* [YOUR TASK] In your copy, include every line of the listing below exactly but none of the pictures.

Start of RECORDS FOR THE EXERCISE

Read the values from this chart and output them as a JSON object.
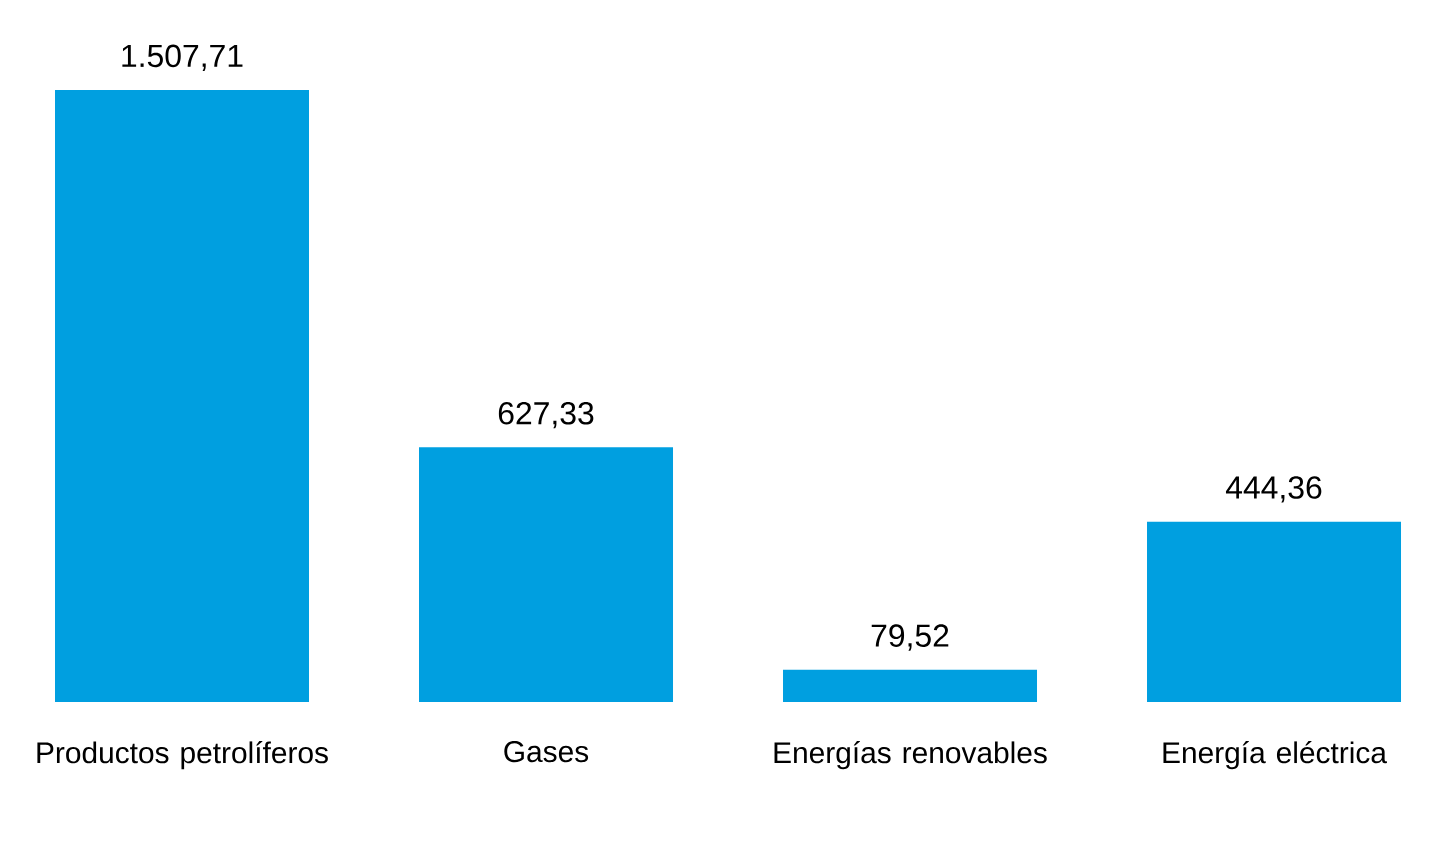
{
  "chart_data": {
    "type": "bar",
    "categories": [
      "Productos petrolíferos",
      "Gases",
      "Energías renovables",
      "Energía eléctrica"
    ],
    "values": [
      1507.71,
      627.33,
      79.52,
      444.36
    ],
    "value_labels": [
      "1.507,71",
      "627,33",
      "79,52",
      "444,36"
    ],
    "color": "#009fe0"
  }
}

End of RECORDS FOR THE EXERCISE

* [OUTPUT BELOW]
Read the values from this chart and output them as a JSON object.
{
  "chart_data": {
    "type": "bar",
    "categories": [
      "Productos petrolíferos",
      "Gases",
      "Energías renovables",
      "Energía eléctrica"
    ],
    "values": [
      1507.71,
      627.33,
      79.52,
      444.36
    ],
    "value_labels": [
      "1.507,71",
      "627,33",
      "79,52",
      "444,36"
    ],
    "color": "#009fe0"
  }
}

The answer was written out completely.